Records
* * *

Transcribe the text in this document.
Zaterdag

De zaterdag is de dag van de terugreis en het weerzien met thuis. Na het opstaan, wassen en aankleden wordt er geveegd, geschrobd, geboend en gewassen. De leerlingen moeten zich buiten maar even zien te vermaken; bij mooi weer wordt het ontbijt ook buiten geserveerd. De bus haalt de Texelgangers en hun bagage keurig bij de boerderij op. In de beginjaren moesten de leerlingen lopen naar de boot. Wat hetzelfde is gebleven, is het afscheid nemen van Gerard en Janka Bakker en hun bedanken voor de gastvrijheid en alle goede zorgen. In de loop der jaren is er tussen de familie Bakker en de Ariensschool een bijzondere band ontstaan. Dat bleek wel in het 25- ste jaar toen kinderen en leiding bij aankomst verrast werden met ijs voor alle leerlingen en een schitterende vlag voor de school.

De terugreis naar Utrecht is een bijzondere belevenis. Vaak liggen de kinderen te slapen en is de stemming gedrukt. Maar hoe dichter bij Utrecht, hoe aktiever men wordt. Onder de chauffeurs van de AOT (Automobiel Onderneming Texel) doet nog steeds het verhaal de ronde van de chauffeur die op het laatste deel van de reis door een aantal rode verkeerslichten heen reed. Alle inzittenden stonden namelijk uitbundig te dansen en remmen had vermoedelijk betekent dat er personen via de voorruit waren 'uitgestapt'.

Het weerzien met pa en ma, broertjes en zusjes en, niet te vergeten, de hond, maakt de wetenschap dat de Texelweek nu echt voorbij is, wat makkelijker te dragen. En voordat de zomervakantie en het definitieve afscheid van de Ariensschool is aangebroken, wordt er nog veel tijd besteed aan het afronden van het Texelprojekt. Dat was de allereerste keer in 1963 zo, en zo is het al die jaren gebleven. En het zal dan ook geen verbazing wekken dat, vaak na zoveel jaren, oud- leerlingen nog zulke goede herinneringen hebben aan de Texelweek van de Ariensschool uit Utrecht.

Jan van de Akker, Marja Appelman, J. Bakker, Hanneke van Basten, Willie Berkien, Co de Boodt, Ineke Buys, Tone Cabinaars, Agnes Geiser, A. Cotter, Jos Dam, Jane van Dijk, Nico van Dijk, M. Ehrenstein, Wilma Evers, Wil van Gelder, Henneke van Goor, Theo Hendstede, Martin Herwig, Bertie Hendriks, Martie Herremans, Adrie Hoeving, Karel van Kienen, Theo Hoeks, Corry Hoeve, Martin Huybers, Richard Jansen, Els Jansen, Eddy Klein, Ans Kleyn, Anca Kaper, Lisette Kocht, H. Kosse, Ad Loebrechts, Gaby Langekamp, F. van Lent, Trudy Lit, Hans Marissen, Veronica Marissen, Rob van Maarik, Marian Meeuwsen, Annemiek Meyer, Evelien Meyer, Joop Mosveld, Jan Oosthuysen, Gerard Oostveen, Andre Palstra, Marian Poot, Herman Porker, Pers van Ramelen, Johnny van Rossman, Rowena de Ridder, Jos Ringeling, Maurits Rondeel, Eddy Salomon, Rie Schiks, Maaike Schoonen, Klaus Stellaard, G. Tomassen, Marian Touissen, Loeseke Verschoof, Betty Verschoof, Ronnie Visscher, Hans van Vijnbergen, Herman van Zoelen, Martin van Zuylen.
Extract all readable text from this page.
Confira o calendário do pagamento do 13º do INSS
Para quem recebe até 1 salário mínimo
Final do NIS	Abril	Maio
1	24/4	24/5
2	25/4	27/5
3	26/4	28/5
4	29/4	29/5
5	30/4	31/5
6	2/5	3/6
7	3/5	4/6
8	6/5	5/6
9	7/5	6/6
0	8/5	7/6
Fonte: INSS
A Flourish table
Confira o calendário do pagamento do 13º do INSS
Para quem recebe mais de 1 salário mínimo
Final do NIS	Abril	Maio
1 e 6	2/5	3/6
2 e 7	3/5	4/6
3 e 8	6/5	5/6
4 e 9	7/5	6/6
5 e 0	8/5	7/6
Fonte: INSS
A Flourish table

* * *

** Exercise details **
Check each line above for the word "bijzondere", and copy the lines where it appears.

** Reply **
De zaterdag is de dag van de terugreis en het weerzien met thuis. Na het opstaan, wassen en aankleden wordt er geveegd, geschrobd, geboend en gewassen. De leerlingen moeten zich buiten maar even zien te vermaken; bij mooi weer wordt het ontbijt ook buiten geserveerd. De bus haalt de Texelgangers en hun bagage keurig bij de boerderij op. In de beginjaren moesten de leerlingen lopen naar de boot. Wat hetzelfde is gebleven, is het afscheid nemen van Gerard en Janka Bakker en hun bedanken voor de gastvrijheid en alle goede zorgen. In de loop der jaren is er tussen de familie Bakker en de Ariensschool een bijzondere band ontstaan. Dat bleek wel in het 25- ste jaar toen kinderen en leiding bij aankomst verrast werden met ijs voor alle leerlingen en een schitterende vlag voor de school.
De terugreis naar Utrecht is een bijzondere belevenis. Vaak liggen de kinderen te slapen en is de stemming gedrukt. Maar hoe dichter bij Utrecht, hoe aktiever men wordt. Onder de chauffeurs van de AOT (Automobiel Onderneming Texel) doet nog steeds het verhaal de ronde van de chauffeur die op het laatste deel van de reis door een aantal rode verkeerslichten heen reed. Alle inzittenden stonden namelijk uitbundig te dansen en remmen had vermoedelijk betekent dat er personen via de voorruit waren 'uitgestapt'.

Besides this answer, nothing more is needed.